• **Instructions for the task**
Reproduce the complete listing without any deviation.

• **Extracted material**
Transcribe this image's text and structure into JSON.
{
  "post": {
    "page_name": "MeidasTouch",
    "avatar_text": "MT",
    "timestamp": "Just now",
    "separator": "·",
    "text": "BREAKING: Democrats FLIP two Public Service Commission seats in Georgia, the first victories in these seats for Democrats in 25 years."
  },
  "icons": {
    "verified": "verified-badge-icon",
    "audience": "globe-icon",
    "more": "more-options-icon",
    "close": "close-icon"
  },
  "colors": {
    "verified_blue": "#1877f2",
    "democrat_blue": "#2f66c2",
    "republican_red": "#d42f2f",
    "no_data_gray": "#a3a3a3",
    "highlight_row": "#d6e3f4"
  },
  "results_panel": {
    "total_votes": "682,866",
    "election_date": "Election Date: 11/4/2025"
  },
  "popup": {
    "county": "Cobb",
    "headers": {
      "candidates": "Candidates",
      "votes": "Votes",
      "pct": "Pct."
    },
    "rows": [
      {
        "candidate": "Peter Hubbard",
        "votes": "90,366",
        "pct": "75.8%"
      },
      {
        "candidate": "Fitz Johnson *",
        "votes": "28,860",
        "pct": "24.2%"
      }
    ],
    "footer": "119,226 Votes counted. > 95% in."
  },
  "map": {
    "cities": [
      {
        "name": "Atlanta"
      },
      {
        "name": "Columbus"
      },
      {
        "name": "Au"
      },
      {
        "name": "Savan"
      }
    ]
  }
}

• **Solution to this problem**
Transcribe this image's text and structure into JSON.
{
  "post": {
    "page_name": "MeidasTouch",
    "avatar_text": "MT",
    "timestamp": "Just now",
    "separator": "·",
    "text": "BREAKING: Democrats FLIP two Public Service Commission seats in Georgia, the first victories in these seats for Democrats in 25 years."
  },
  "icons": {
    "verified": "verified-badge-icon",
    "audience": "globe-icon",
    "more": "more-options-icon",
    "close": "close-icon"
  },
  "colors": {
    "verified_blue": "#1877f2",
    "democrat_blue": "#2f66c2",
    "republican_red": "#d42f2f",
    "no_data_gray": "#a3a3a3",
    "highlight_row": "#d6e3f4"
  },
  "results_panel": {
    "total_votes": "682,866",
    "election_date": "Election Date: 11/4/2025"
  },
  "popup": {
    "county": "Cobb",
    "headers": {
      "candidates": "Candidates",
      "votes": "Votes",
      "pct": "Pct."
    },
    "rows": [
      {
        "candidate": "Peter Hubbard",
        "votes": "90,366",
        "pct": "75.8%"
      },
      {
        "candidate": "Fitz Johnson *",
        "votes": "28,860",
        "pct": "24.2%"
      }
    ],
    "footer": "119,226 Votes counted. > 95% in."
  },
  "map": {
    "cities": [
      {
        "name": "Atlanta"
      },
      {
        "name": "Columbus"
      },
      {
        "name": "Au"
      },
      {
        "name": "Savan"
      }
    ]
  }
}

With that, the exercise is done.